Given instruction:
Give every line back verbatim, dropping all images.

Exercise material:
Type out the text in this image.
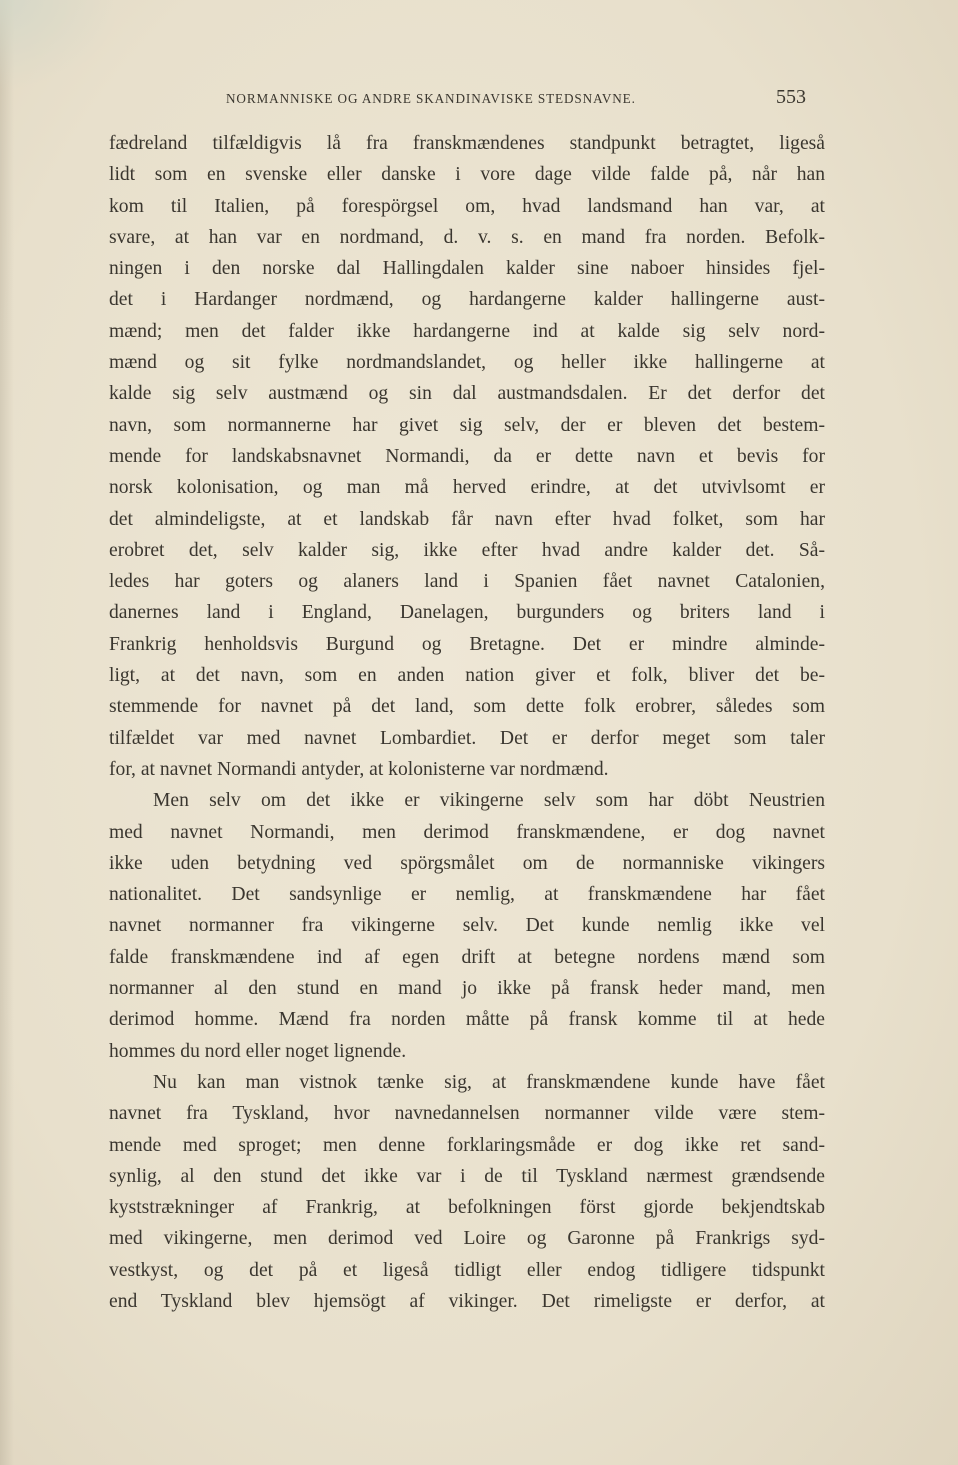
NORMANNISKE OG ANDRE SKANDINAVISKE STEDSNAVNE.	553
fædreland tilfældigvis lå fra franskmændenes standpunkt betragtet, ligeså
lidt som en svenske eller danske i vore dage vilde falde på, når han
kom til Italien, på forespörgsel om, hvad landsmand han var, at
svare, at han var en nordmand, d. v. s. en mand fra norden. Befolk-
ningen i den norske dal Hallingdalen kalder sine naboer hinsides fjel-
det i Hardanger nordmænd, og hardangerne kalder hallingerne aust-
mænd; men det falder ikke hardangerne ind at kalde sig selv nord-
mænd og sit fylke nordmandslandet, og heller ikke hallingerne at
kalde sig selv austmænd og sin dal austmandsdalen. Er det derfor det
navn, som normannerne har givet sig selv, der er bleven det bestem-
mende for landskabsnavnet Normandi, da er dette navn et bevis for
norsk kolonisation, og man må herved erindre, at det utvivlsomt er
det almindeligste, at et landskab får navn efter hvad folket, som har
erobret det, selv kalder sig, ikke efter hvad andre kalder det. Så-
ledes har goters og alaners land i Spanien fået navnet Catalonien,
danernes land i England, Danelagen, burgunders og briters land i
Frankrig henholdsvis Burgund og Bretagne. Det er mindre alminde-
ligt, at det navn, som en anden nation giver et folk, bliver det be-
stemmende for navnet på det land, som dette folk erobrer, således som
tilfældet var med navnet Lombardiet. Det er derfor meget som taler
for, at navnet Normandi antyder, at kolonisterne var nordmænd.
Men selv om det ikke er vikingerne selv som har döbt Neustrien
med navnet Normandi, men derimod franskmændene, er dog navnet
ikke uden betydning ved spörgsmålet om de normanniske vikingers
nationalitet. Det sandsynlige er nemlig, at franskmændene har fået
navnet normanner fra vikingerne selv. Det kunde nemlig ikke vel
falde franskmændene ind af egen drift at betegne nordens mænd som
normanner al den stund en mand jo ikke på fransk heder mand, men
derimod homme. Mænd fra norden måtte på fransk komme til at hede
hommes du nord eller noget lignende.
Nu kan man vistnok tænke sig, at franskmændene kunde have fået
navnet fra Tyskland, hvor navnedannelsen normanner vilde være stem-
mende med sproget; men denne forklaringsmåde er dog ikke ret sand-
synlig, al den stund det ikke var i de til Tyskland nærmest grændsende
kyststrækninger af Frankrig, at befolkningen först gjorde bekjendtskab
med vikingerne, men derimod ved Loire og Garonne på Frankrigs syd-
vestkyst, og det på et ligeså tidligt eller endog tidligere tidspunkt
end Tyskland blev hjemsögt af vikinger. Det rimeligste er derfor, at
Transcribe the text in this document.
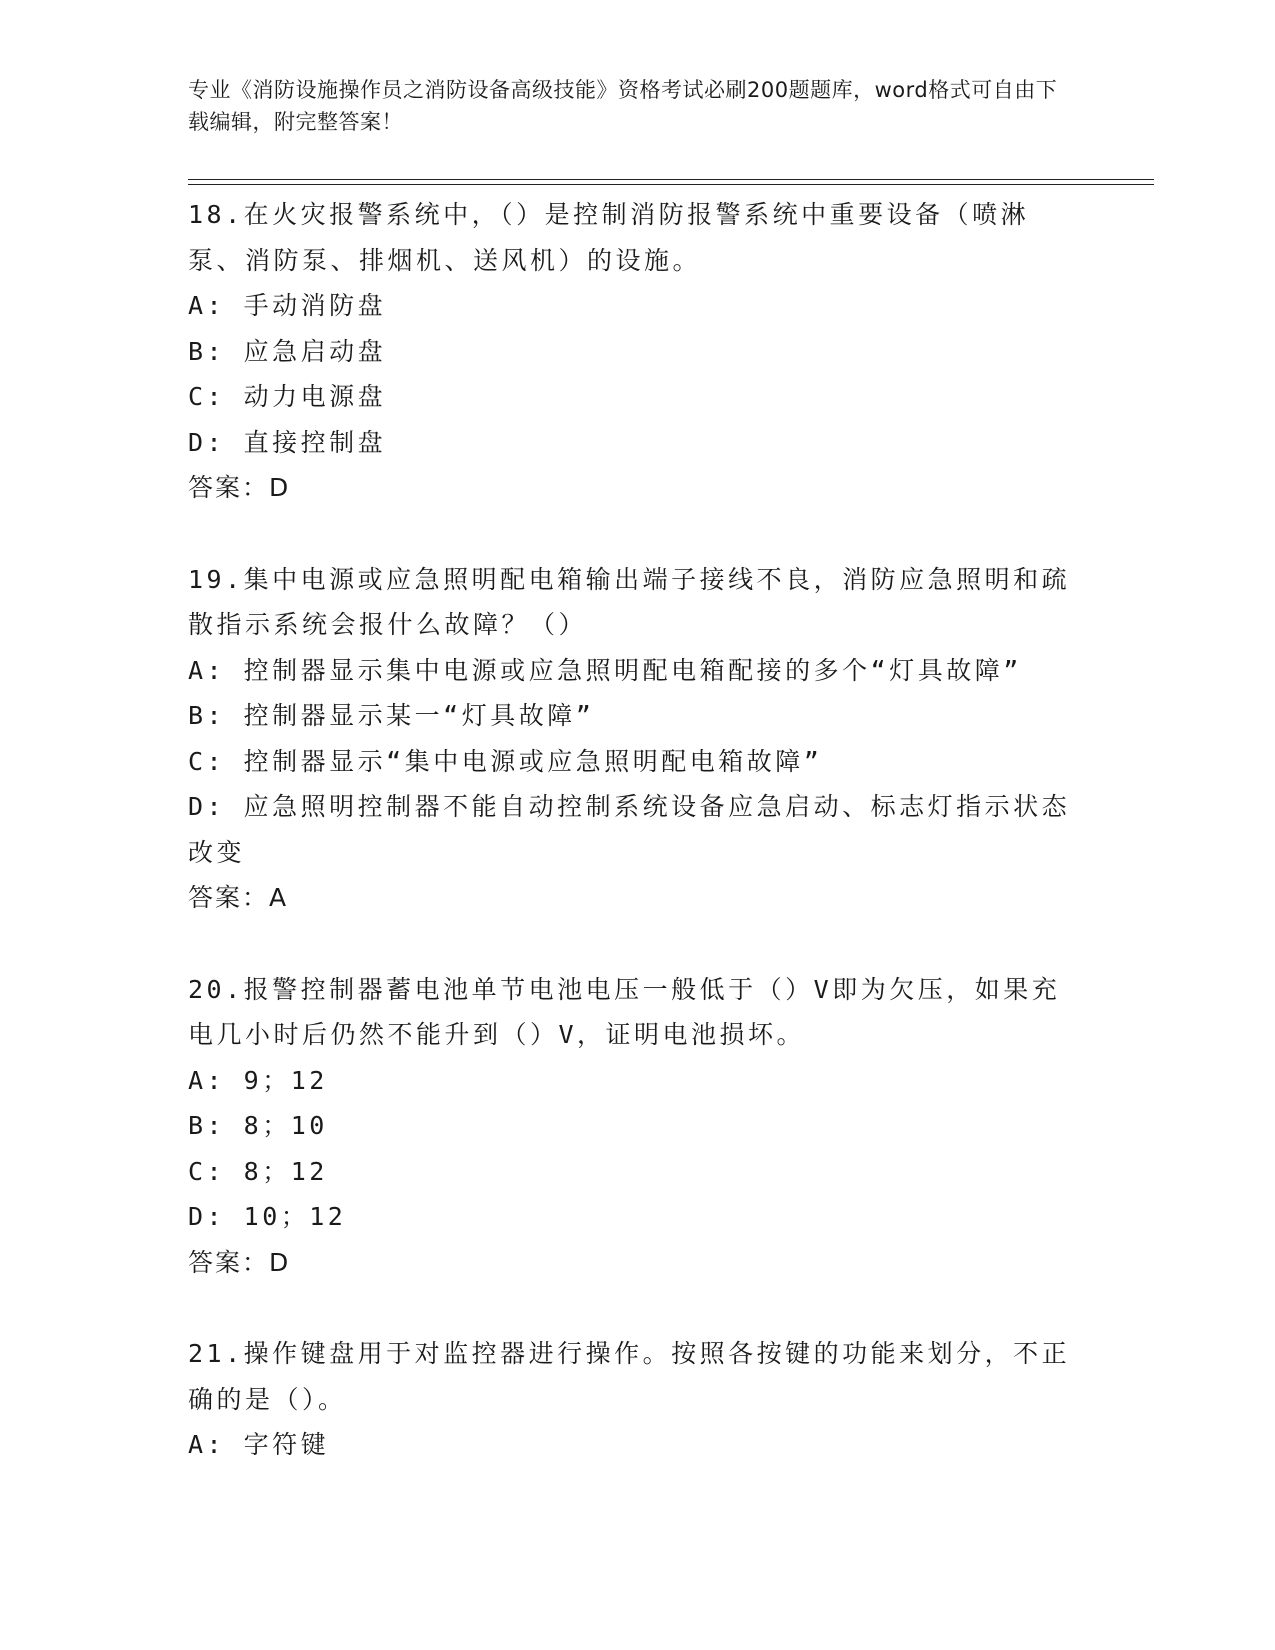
专业《消防设施操作员之消防设备高级技能》资格考试必刷200题题库，word格式可自由下载编辑，附完整答案！
18.在火灾报警系统中，（）是控制消防报警系统中重要设备（喷淋泵、消防泵、排烟机、送风机）的设施。
A: 手动消防盘
B: 应急启动盘
C: 动力电源盘
D: 直接控制盘
答案：D
19.集中电源或应急照明配电箱输出端子接线不良，消防应急照明和疏散指示系统会报什么故障？（）
A: 控制器显示集中电源或应急照明配电箱配接的多个“灯具故障”
B: 控制器显示某一“灯具故障”
C: 控制器显示“集中电源或应急照明配电箱故障”
D: 应急照明控制器不能自动控制系统设备应急启动、标志灯指示状态改变
答案：A
20.报警控制器蓄电池单节电池电压一般低于（）V即为欠压，如果充电几小时后仍然不能升到（）V，证明电池损坏。
A: 9；12
B: 8；10
C: 8；12
D: 10；12
答案：D
21.操作键盘用于对监控器进行操作。按照各按键的功能来划分，不正确的是（）。
A: 字符键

Task answer:
Type out the text in this image.
NORMANNISKE OG ANDRE SKANDINAVISKE STEDSNAVNE.	553
fædreland tilfældigvis lå fra franskmændenes standpunkt betragtet, ligeså
lidt som en svenske eller danske i vore dage vilde falde på, når han
kom til Italien, på forespörgsel om, hvad landsmand han var, at
svare, at han var en nordmand, d. v. s. en mand fra norden. Befolk-
ningen i den norske dal Hallingdalen kalder sine naboer hinsides fjel-
det i Hardanger nordmænd, og hardangerne kalder hallingerne aust-
mænd; men det falder ikke hardangerne ind at kalde sig selv nord-
mænd og sit fylke nordmandslandet, og heller ikke hallingerne at
kalde sig selv austmænd og sin dal austmandsdalen. Er det derfor det
navn, som normannerne har givet sig selv, der er bleven det bestem-
mende for landskabsnavnet Normandi, da er dette navn et bevis for
norsk kolonisation, og man må herved erindre, at det utvivlsomt er
det almindeligste, at et landskab får navn efter hvad folket, som har
erobret det, selv kalder sig, ikke efter hvad andre kalder det. Så-
ledes har goters og alaners land i Spanien fået navnet Catalonien,
danernes land i England, Danelagen, burgunders og briters land i
Frankrig henholdsvis Burgund og Bretagne. Det er mindre alminde-
ligt, at det navn, som en anden nation giver et folk, bliver det be-
stemmende for navnet på det land, som dette folk erobrer, således som
tilfældet var med navnet Lombardiet. Det er derfor meget som taler
for, at navnet Normandi antyder, at kolonisterne var nordmænd.
Men selv om det ikke er vikingerne selv som har döbt Neustrien
med navnet Normandi, men derimod franskmændene, er dog navnet
ikke uden betydning ved spörgsmålet om de normanniske vikingers
nationalitet. Det sandsynlige er nemlig, at franskmændene har fået
navnet normanner fra vikingerne selv. Det kunde nemlig ikke vel
falde franskmændene ind af egen drift at betegne nordens mænd som
normanner al den stund en mand jo ikke på fransk heder mand, men
derimod homme. Mænd fra norden måtte på fransk komme til at hede
hommes du nord eller noget lignende.
Nu kan man vistnok tænke sig, at franskmændene kunde have fået
navnet fra Tyskland, hvor navnedannelsen normanner vilde være stem-
mende med sproget; men denne forklaringsmåde er dog ikke ret sand-
synlig, al den stund det ikke var i de til Tyskland nærmest grændsende
kyststrækninger af Frankrig, at befolkningen först gjorde bekjendtskab
med vikingerne, men derimod ved Loire og Garonne på Frankrigs syd-
vestkyst, og det på et ligeså tidligt eller endog tidligere tidspunkt
end Tyskland blev hjemsögt af vikinger. Det rimeligste er derfor, at
Transcribe the text in this document.
专业《消防设施操作员之消防设备高级技能》资格考试必刷200题题库，word格式可自由下载编辑，附完整答案！
18.在火灾报警系统中，（）是控制消防报警系统中重要设备（喷淋泵、消防泵、排烟机、送风机）的设施。
A: 手动消防盘
B: 应急启动盘
C: 动力电源盘
D: 直接控制盘
答案：D
19.集中电源或应急照明配电箱输出端子接线不良，消防应急照明和疏散指示系统会报什么故障？（）
A: 控制器显示集中电源或应急照明配电箱配接的多个“灯具故障”
B: 控制器显示某一“灯具故障”
C: 控制器显示“集中电源或应急照明配电箱故障”
D: 应急照明控制器不能自动控制系统设备应急启动、标志灯指示状态改变
答案：A
20.报警控制器蓄电池单节电池电压一般低于（）V即为欠压，如果充电几小时后仍然不能升到（）V，证明电池损坏。
A: 9；12
B: 8；10
C: 8；12
D: 10；12
答案：D
21.操作键盘用于对监控器进行操作。按照各按键的功能来划分，不正确的是（）。
A: 字符键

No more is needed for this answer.